▶ Your instructions
Spot each line in the records below where the word "assembly" occurs, then copy it.

** BEGIN **

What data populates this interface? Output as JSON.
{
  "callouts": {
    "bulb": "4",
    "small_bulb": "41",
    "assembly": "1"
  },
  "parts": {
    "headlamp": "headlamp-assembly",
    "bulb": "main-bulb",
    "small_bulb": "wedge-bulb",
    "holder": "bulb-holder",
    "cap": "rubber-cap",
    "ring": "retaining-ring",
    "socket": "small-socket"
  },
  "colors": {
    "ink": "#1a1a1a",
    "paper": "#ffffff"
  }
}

** END **

▶ Answer to this problem
    "assembly": "1"
    "headlamp": "headlamp-assembly",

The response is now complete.